- **Provided entries**:
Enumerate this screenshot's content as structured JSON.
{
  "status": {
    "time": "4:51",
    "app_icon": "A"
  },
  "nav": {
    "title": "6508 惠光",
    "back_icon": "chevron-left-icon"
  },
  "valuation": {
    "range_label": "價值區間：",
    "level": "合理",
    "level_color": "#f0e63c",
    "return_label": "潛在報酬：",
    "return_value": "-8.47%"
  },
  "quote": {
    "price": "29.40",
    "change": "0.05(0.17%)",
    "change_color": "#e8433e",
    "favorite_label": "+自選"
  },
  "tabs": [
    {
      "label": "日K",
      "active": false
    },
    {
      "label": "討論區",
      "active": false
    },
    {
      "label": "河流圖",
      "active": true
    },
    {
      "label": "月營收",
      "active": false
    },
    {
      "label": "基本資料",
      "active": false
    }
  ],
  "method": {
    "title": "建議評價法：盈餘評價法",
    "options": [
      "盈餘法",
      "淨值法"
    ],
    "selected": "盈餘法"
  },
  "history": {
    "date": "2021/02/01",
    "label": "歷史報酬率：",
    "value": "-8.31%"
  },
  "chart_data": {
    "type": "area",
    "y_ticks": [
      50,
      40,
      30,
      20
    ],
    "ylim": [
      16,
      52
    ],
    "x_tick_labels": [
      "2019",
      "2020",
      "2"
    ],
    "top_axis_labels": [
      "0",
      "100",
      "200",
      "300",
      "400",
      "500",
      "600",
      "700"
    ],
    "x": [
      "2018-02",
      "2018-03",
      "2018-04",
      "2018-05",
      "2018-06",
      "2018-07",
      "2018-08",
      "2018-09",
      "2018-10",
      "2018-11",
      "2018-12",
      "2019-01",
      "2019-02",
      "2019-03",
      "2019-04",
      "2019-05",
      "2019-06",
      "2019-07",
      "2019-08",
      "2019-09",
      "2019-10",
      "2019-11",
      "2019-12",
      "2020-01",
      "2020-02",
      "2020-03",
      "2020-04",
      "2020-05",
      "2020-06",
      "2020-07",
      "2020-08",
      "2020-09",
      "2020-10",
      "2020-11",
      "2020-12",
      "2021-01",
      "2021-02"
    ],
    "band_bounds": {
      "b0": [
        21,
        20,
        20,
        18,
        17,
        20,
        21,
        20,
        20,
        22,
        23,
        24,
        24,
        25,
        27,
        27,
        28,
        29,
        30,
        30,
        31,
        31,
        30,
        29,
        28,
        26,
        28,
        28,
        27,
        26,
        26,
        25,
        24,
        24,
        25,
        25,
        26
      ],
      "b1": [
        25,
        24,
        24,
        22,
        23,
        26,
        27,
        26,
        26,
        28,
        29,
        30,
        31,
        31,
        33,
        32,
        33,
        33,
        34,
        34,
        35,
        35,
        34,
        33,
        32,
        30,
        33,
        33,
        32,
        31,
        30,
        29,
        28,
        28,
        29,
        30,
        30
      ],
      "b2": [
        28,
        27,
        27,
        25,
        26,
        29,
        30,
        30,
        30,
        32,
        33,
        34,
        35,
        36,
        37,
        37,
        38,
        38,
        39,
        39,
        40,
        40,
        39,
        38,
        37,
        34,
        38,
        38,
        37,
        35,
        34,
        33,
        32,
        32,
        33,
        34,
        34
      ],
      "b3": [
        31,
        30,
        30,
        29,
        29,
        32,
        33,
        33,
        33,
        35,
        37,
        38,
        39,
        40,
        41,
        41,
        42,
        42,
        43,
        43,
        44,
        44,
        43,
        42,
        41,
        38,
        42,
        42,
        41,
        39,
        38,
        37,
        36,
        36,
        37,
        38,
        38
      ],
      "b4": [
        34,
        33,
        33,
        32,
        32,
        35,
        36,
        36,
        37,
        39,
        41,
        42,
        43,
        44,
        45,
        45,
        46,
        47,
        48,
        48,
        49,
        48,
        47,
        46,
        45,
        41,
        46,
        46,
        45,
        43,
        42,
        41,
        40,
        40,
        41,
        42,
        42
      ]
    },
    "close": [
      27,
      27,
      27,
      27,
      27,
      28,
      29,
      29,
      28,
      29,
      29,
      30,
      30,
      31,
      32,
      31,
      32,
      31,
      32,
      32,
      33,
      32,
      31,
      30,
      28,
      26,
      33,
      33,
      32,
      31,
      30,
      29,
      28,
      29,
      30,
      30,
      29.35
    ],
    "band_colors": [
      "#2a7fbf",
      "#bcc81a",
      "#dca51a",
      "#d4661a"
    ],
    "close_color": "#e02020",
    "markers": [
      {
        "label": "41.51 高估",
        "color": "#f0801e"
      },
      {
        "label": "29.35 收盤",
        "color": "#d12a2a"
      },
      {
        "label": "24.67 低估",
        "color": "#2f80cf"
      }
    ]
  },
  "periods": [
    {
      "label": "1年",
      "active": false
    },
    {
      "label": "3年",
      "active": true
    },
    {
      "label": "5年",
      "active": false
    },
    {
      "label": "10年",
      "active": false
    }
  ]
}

- **Aim**: Set down the listing above in full, please, exactly as it appears.

- **The reply**:
Enumerate this screenshot's content as structured JSON.
{
  "status": {
    "time": "4:51",
    "app_icon": "A"
  },
  "nav": {
    "title": "6508 惠光",
    "back_icon": "chevron-left-icon"
  },
  "valuation": {
    "range_label": "價值區間：",
    "level": "合理",
    "level_color": "#f0e63c",
    "return_label": "潛在報酬：",
    "return_value": "-8.47%"
  },
  "quote": {
    "price": "29.40",
    "change": "0.05(0.17%)",
    "change_color": "#e8433e",
    "favorite_label": "+自選"
  },
  "tabs": [
    {
      "label": "日K",
      "active": false
    },
    {
      "label": "討論區",
      "active": false
    },
    {
      "label": "河流圖",
      "active": true
    },
    {
      "label": "月營收",
      "active": false
    },
    {
      "label": "基本資料",
      "active": false
    }
  ],
  "method": {
    "title": "建議評價法：盈餘評價法",
    "options": [
      "盈餘法",
      "淨值法"
    ],
    "selected": "盈餘法"
  },
  "history": {
    "date": "2021/02/01",
    "label": "歷史報酬率：",
    "value": "-8.31%"
  },
  "chart_data": {
    "type": "area",
    "y_ticks": [
      50,
      40,
      30,
      20
    ],
    "ylim": [
      16,
      52
    ],
    "x_tick_labels": [
      "2019",
      "2020",
      "2"
    ],
    "top_axis_labels": [
      "0",
      "100",
      "200",
      "300",
      "400",
      "500",
      "600",
      "700"
    ],
    "x": [
      "2018-02",
      "2018-03",
      "2018-04",
      "2018-05",
      "2018-06",
      "2018-07",
      "2018-08",
      "2018-09",
      "2018-10",
      "2018-11",
      "2018-12",
      "2019-01",
      "2019-02",
      "2019-03",
      "2019-04",
      "2019-05",
      "2019-06",
      "2019-07",
      "2019-08",
      "2019-09",
      "2019-10",
      "2019-11",
      "2019-12",
      "2020-01",
      "2020-02",
      "2020-03",
      "2020-04",
      "2020-05",
      "2020-06",
      "2020-07",
      "2020-08",
      "2020-09",
      "2020-10",
      "2020-11",
      "2020-12",
      "2021-01",
      "2021-02"
    ],
    "band_bounds": {
      "b0": [
        21,
        20,
        20,
        18,
        17,
        20,
        21,
        20,
        20,
        22,
        23,
        24,
        24,
        25,
        27,
        27,
        28,
        29,
        30,
        30,
        31,
        31,
        30,
        29,
        28,
        26,
        28,
        28,
        27,
        26,
        26,
        25,
        24,
        24,
        25,
        25,
        26
      ],
      "b1": [
        25,
        24,
        24,
        22,
        23,
        26,
        27,
        26,
        26,
        28,
        29,
        30,
        31,
        31,
        33,
        32,
        33,
        33,
        34,
        34,
        35,
        35,
        34,
        33,
        32,
        30,
        33,
        33,
        32,
        31,
        30,
        29,
        28,
        28,
        29,
        30,
        30
      ],
      "b2": [
        28,
        27,
        27,
        25,
        26,
        29,
        30,
        30,
        30,
        32,
        33,
        34,
        35,
        36,
        37,
        37,
        38,
        38,
        39,
        39,
        40,
        40,
        39,
        38,
        37,
        34,
        38,
        38,
        37,
        35,
        34,
        33,
        32,
        32,
        33,
        34,
        34
      ],
      "b3": [
        31,
        30,
        30,
        29,
        29,
        32,
        33,
        33,
        33,
        35,
        37,
        38,
        39,
        40,
        41,
        41,
        42,
        42,
        43,
        43,
        44,
        44,
        43,
        42,
        41,
        38,
        42,
        42,
        41,
        39,
        38,
        37,
        36,
        36,
        37,
        38,
        38
      ],
      "b4": [
        34,
        33,
        33,
        32,
        32,
        35,
        36,
        36,
        37,
        39,
        41,
        42,
        43,
        44,
        45,
        45,
        46,
        47,
        48,
        48,
        49,
        48,
        47,
        46,
        45,
        41,
        46,
        46,
        45,
        43,
        42,
        41,
        40,
        40,
        41,
        42,
        42
      ]
    },
    "close": [
      27,
      27,
      27,
      27,
      27,
      28,
      29,
      29,
      28,
      29,
      29,
      30,
      30,
      31,
      32,
      31,
      32,
      31,
      32,
      32,
      33,
      32,
      31,
      30,
      28,
      26,
      33,
      33,
      32,
      31,
      30,
      29,
      28,
      29,
      30,
      30,
      29.35
    ],
    "band_colors": [
      "#2a7fbf",
      "#bcc81a",
      "#dca51a",
      "#d4661a"
    ],
    "close_color": "#e02020",
    "markers": [
      {
        "label": "41.51 高估",
        "color": "#f0801e"
      },
      {
        "label": "29.35 收盤",
        "color": "#d12a2a"
      },
      {
        "label": "24.67 低估",
        "color": "#2f80cf"
      }
    ]
  },
  "periods": [
    {
      "label": "1年",
      "active": false
    },
    {
      "label": "3年",
      "active": true
    },
    {
      "label": "5年",
      "active": false
    },
    {
      "label": "10年",
      "active": false
    }
  ]
}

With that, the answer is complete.